What to do: Below are some records; repeat them all exactly, minus the pictures.

Stored rows:
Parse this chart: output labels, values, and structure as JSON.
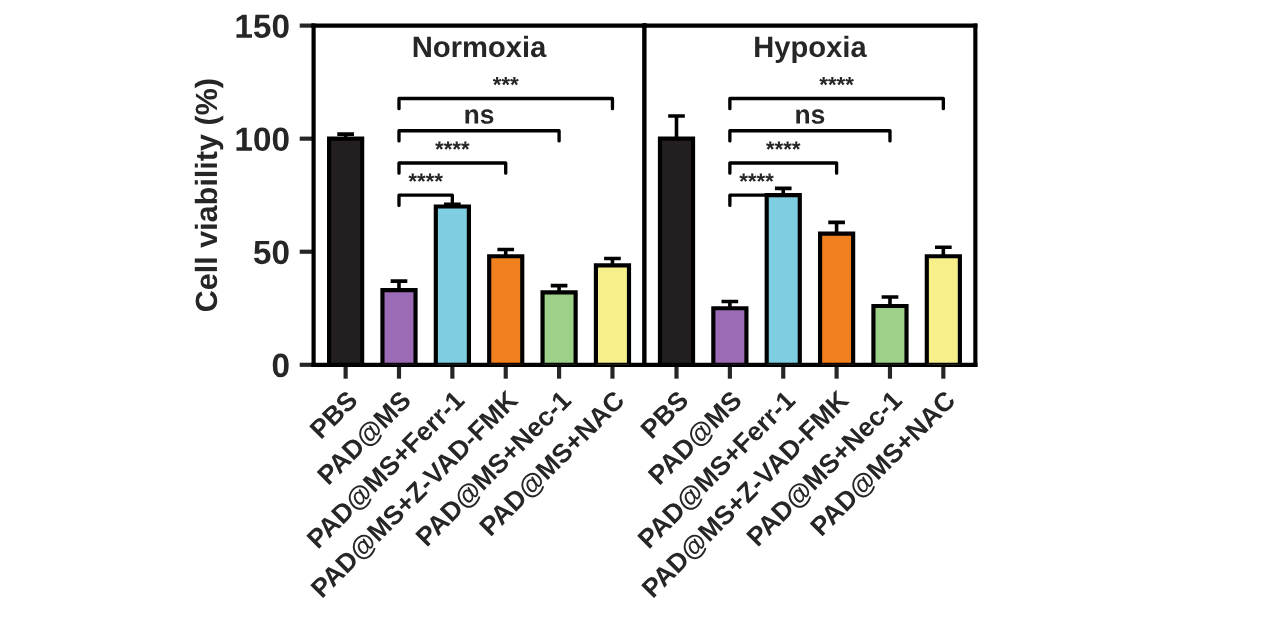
{
  "chart_data": [
    {
      "type": "bar",
      "title": "Normoxia",
      "ylabel": "Cell viability (%)",
      "categories": [
        "PBS",
        "PAD@MS",
        "PAD@MS+Ferr-1",
        "PAD@MS+Z-VAD-FMK",
        "PAD@MS+Nec-1",
        "PAD@MS+NAC"
      ],
      "values": [
        100,
        33,
        70,
        48,
        32,
        44
      ],
      "errors": [
        2,
        4,
        1,
        3,
        3,
        3
      ],
      "colors": [
        "#231f20",
        "#9b6bb5",
        "#7fcde0",
        "#f07f1e",
        "#9fd08a",
        "#f7ef8a"
      ],
      "ylim": [
        0,
        150
      ],
      "yticks": [
        0,
        50,
        100,
        150
      ],
      "annotations": [
        "****",
        "****",
        "ns",
        "***"
      ]
    },
    {
      "type": "bar",
      "title": "Hypoxia",
      "categories": [
        "PBS",
        "PAD@MS",
        "PAD@MS+Ferr-1",
        "PAD@MS+Z-VAD-FMK",
        "PAD@MS+Nec-1",
        "PAD@MS+NAC"
      ],
      "values": [
        100,
        25,
        75,
        58,
        26,
        48
      ],
      "errors": [
        10,
        3,
        3,
        5,
        4,
        4
      ],
      "colors": [
        "#231f20",
        "#9b6bb5",
        "#7fcde0",
        "#f07f1e",
        "#9fd08a",
        "#f7ef8a"
      ],
      "ylim": [
        0,
        150
      ],
      "yticks": [
        0,
        50,
        100,
        150
      ],
      "tick_labels": "x",
      "annotations": [
        "****",
        "****",
        "ns",
        "****"
      ]
    }
  ]
}
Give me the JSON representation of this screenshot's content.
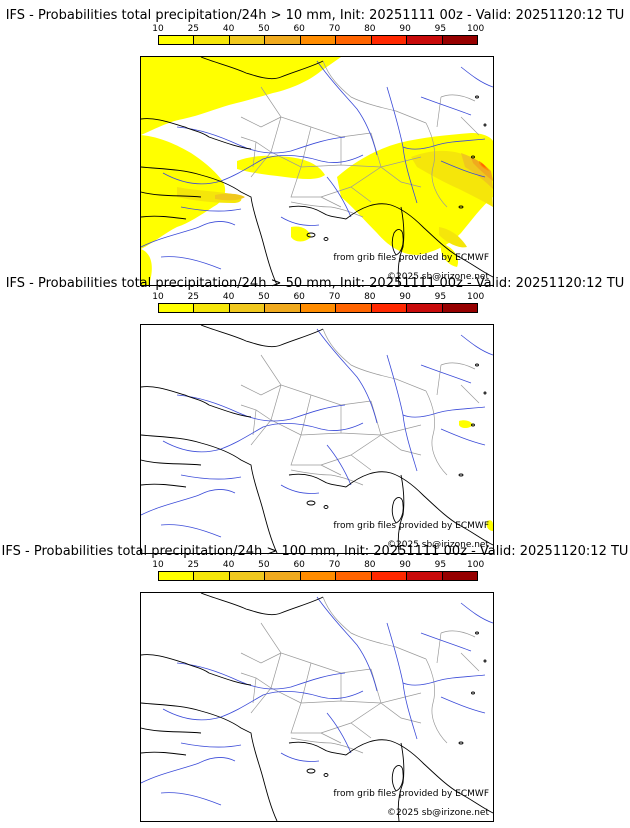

Task solution:
Parse this chart: output labels, values, and structure as JSON.
{
  "chart_data": [
    {
      "type": "bar",
      "title": "Normoxia",
      "ylabel": "Cell viability (%)",
      "categories": [
        "PBS",
        "PAD@MS",
        "PAD@MS+Ferr-1",
        "PAD@MS+Z-VAD-FMK",
        "PAD@MS+Nec-1",
        "PAD@MS+NAC"
      ],
      "values": [
        100,
        33,
        70,
        48,
        32,
        44
      ],
      "errors": [
        2,
        4,
        1,
        3,
        3,
        3
      ],
      "colors": [
        "#231f20",
        "#9b6bb5",
        "#7fcde0",
        "#f07f1e",
        "#9fd08a",
        "#f7ef8a"
      ],
      "ylim": [
        0,
        150
      ],
      "yticks": [
        0,
        50,
        100,
        150
      ],
      "annotations": [
        "****",
        "****",
        "ns",
        "***"
      ]
    },
    {
      "type": "bar",
      "title": "Hypoxia",
      "categories": [
        "PBS",
        "PAD@MS",
        "PAD@MS+Ferr-1",
        "PAD@MS+Z-VAD-FMK",
        "PAD@MS+Nec-1",
        "PAD@MS+NAC"
      ],
      "values": [
        100,
        25,
        75,
        58,
        26,
        48
      ],
      "errors": [
        10,
        3,
        3,
        5,
        4,
        4
      ],
      "colors": [
        "#231f20",
        "#9b6bb5",
        "#7fcde0",
        "#f07f1e",
        "#9fd08a",
        "#f7ef8a"
      ],
      "ylim": [
        0,
        150
      ],
      "yticks": [
        0,
        50,
        100,
        150
      ],
      "tick_labels": "x",
      "annotations": [
        "****",
        "****",
        "ns",
        "****"
      ]
    }
  ]
}
Give me the JSON representation of this screenshot's content.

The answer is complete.